EXERCISE INPUT:
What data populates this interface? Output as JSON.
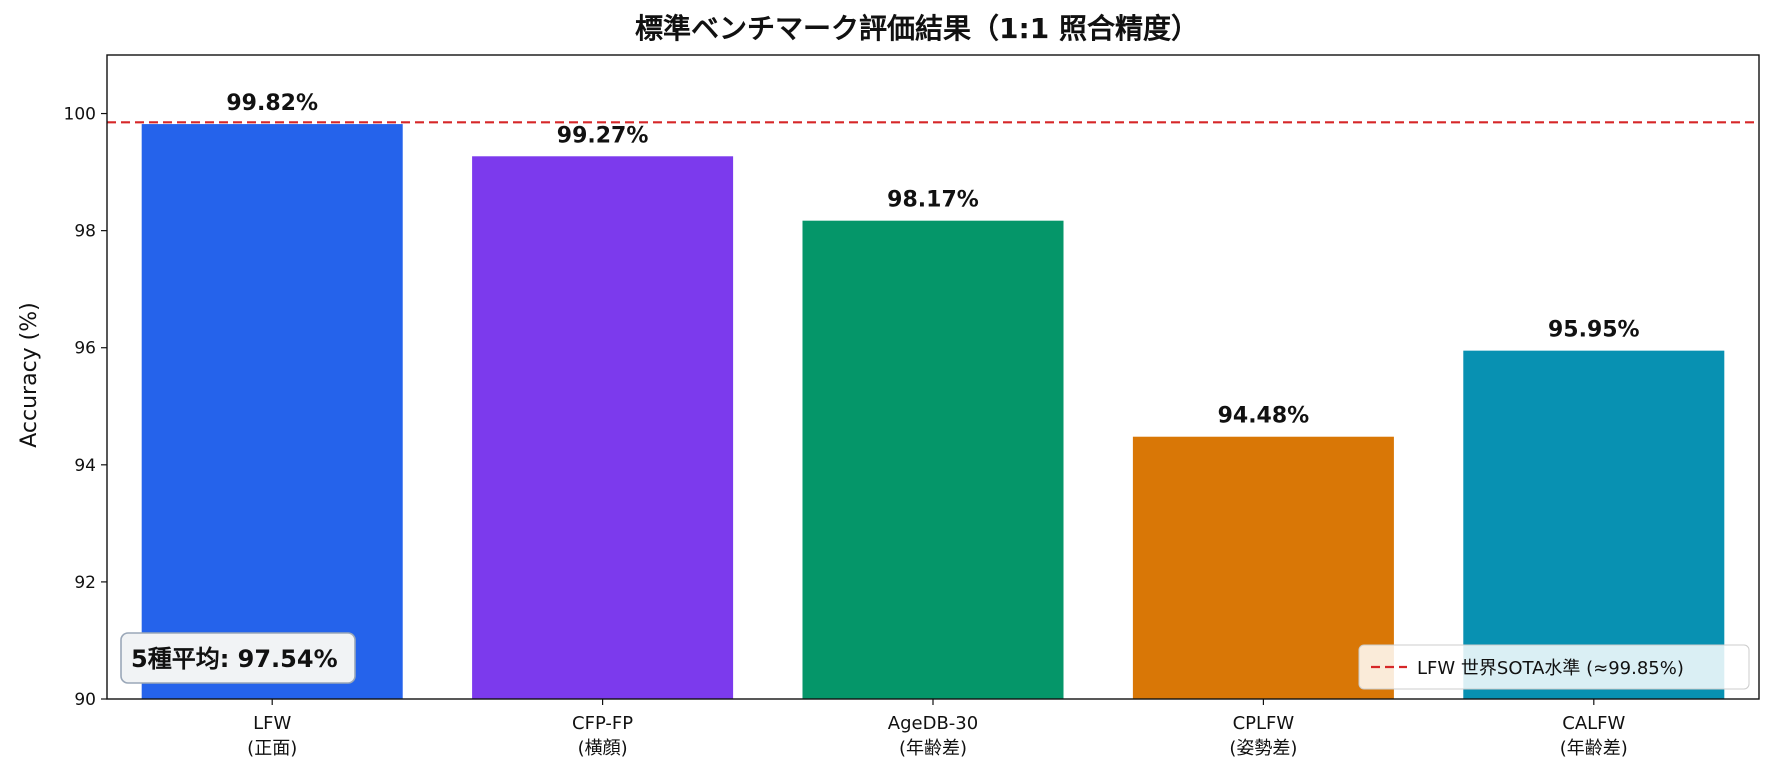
{
  "chart_data": {
    "type": "bar",
    "title": "標準ベンチマーク評価結果（1:1 照合精度）",
    "ylabel": "Accuracy (%)",
    "xlabel": "",
    "ylim": [
      90,
      101
    ],
    "yticks": [
      90,
      92,
      94,
      96,
      98,
      100
    ],
    "categories": [
      [
        "LFW",
        "(正面)"
      ],
      [
        "CFP-FP",
        "(横顔)"
      ],
      [
        "AgeDB-30",
        "(年齢差)"
      ],
      [
        "CPLFW",
        "(姿勢差)"
      ],
      [
        "CALFW",
        "(年齢差)"
      ]
    ],
    "values": [
      99.82,
      99.27,
      98.17,
      94.48,
      95.95
    ],
    "value_labels": [
      "99.82%",
      "99.27%",
      "98.17%",
      "94.48%",
      "95.95%"
    ],
    "colors": [
      "#2563eb",
      "#7c3aed",
      "#059669",
      "#d97706",
      "#0891b2"
    ],
    "reference_line": {
      "value": 99.85,
      "label": "LFW 世界SOTA水準 (≈99.85%)",
      "color": "#d62728",
      "style": "dashed"
    },
    "legend_position": "bottom-right",
    "annotation": "5種平均: 97.54%",
    "grid": false
  }
}
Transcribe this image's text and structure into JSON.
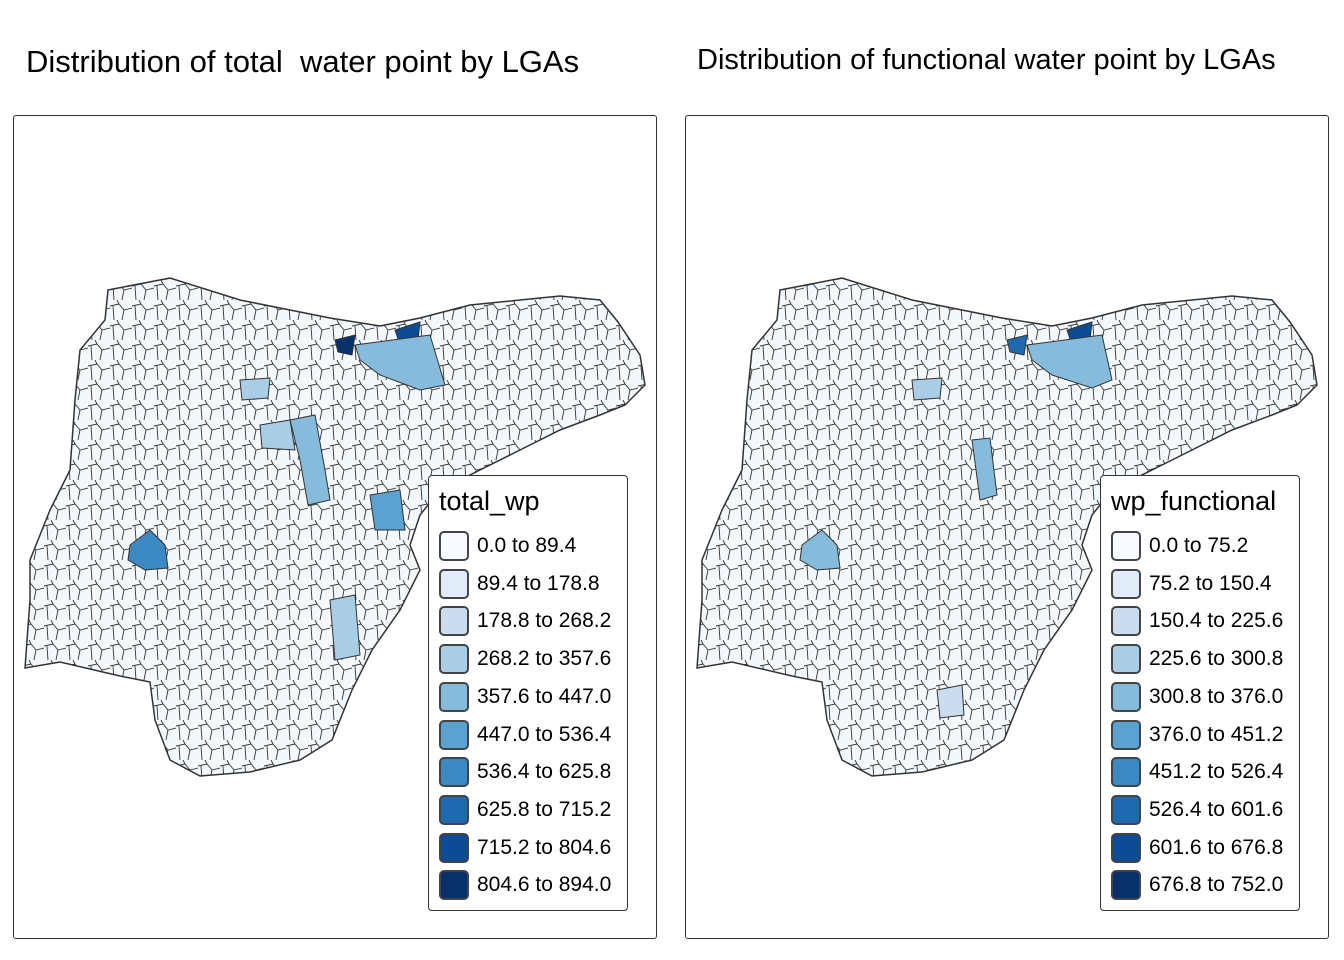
{
  "maps": [
    {
      "title": "Distribution of total  water point by LGAs",
      "legend": {
        "title": "total_wp",
        "items": [
          "0.0 to 89.4",
          "89.4 to 178.8",
          "178.8 to 268.2",
          "268.2 to 357.6",
          "357.6 to 447.0",
          "447.0 to 536.4",
          "536.4 to 625.8",
          "625.8 to 715.2",
          "715.2 to 804.6",
          "804.6 to 894.0"
        ]
      }
    },
    {
      "title": "Distribution of functional water point by LGAs",
      "legend": {
        "title": "wp_functional",
        "items": [
          "0.0 to 75.2",
          "75.2 to 150.4",
          "150.4 to 225.6",
          "225.6 to 300.8",
          "300.8 to 376.0",
          "376.0 to 451.2",
          "451.2 to 526.4",
          "526.4 to 601.6",
          "601.6 to 676.8",
          "676.8 to 752.0"
        ]
      }
    }
  ],
  "palette": [
    "#f7fbff",
    "#e0ecf8",
    "#cbdcee",
    "#a9cde4",
    "#86bbdb",
    "#5ba2d0",
    "#3c88c2",
    "#1f6aae",
    "#0c4c94",
    "#08306b"
  ]
}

CHALLENGE:
Write the entries above out in full, exactly, with no images.

RESPONSE FOR THIS EXERCISE:
What data populates this interface? Output as JSON.
{
  "chart_data": {
    "type": "bar",
    "title": "標準ベンチマーク評価結果（1:1 照合精度）",
    "ylabel": "Accuracy (%)",
    "xlabel": "",
    "ylim": [
      90,
      101
    ],
    "yticks": [
      90,
      92,
      94,
      96,
      98,
      100
    ],
    "categories": [
      [
        "LFW",
        "(正面)"
      ],
      [
        "CFP-FP",
        "(横顔)"
      ],
      [
        "AgeDB-30",
        "(年齢差)"
      ],
      [
        "CPLFW",
        "(姿勢差)"
      ],
      [
        "CALFW",
        "(年齢差)"
      ]
    ],
    "values": [
      99.82,
      99.27,
      98.17,
      94.48,
      95.95
    ],
    "value_labels": [
      "99.82%",
      "99.27%",
      "98.17%",
      "94.48%",
      "95.95%"
    ],
    "colors": [
      "#2563eb",
      "#7c3aed",
      "#059669",
      "#d97706",
      "#0891b2"
    ],
    "reference_line": {
      "value": 99.85,
      "label": "LFW 世界SOTA水準 (≈99.85%)",
      "color": "#d62728",
      "style": "dashed"
    },
    "legend_position": "bottom-right",
    "annotation": "5種平均: 97.54%",
    "grid": false
  }
}
Transcribe this image's text and structure into JSON.
{
  "maps": [
    {
      "title": "Distribution of total  water point by LGAs",
      "legend": {
        "title": "total_wp",
        "items": [
          "0.0 to 89.4",
          "89.4 to 178.8",
          "178.8 to 268.2",
          "268.2 to 357.6",
          "357.6 to 447.0",
          "447.0 to 536.4",
          "536.4 to 625.8",
          "625.8 to 715.2",
          "715.2 to 804.6",
          "804.6 to 894.0"
        ]
      }
    },
    {
      "title": "Distribution of functional water point by LGAs",
      "legend": {
        "title": "wp_functional",
        "items": [
          "0.0 to 75.2",
          "75.2 to 150.4",
          "150.4 to 225.6",
          "225.6 to 300.8",
          "300.8 to 376.0",
          "376.0 to 451.2",
          "451.2 to 526.4",
          "526.4 to 601.6",
          "601.6 to 676.8",
          "676.8 to 752.0"
        ]
      }
    }
  ],
  "palette": [
    "#f7fbff",
    "#e0ecf8",
    "#cbdcee",
    "#a9cde4",
    "#86bbdb",
    "#5ba2d0",
    "#3c88c2",
    "#1f6aae",
    "#0c4c94",
    "#08306b"
  ]
}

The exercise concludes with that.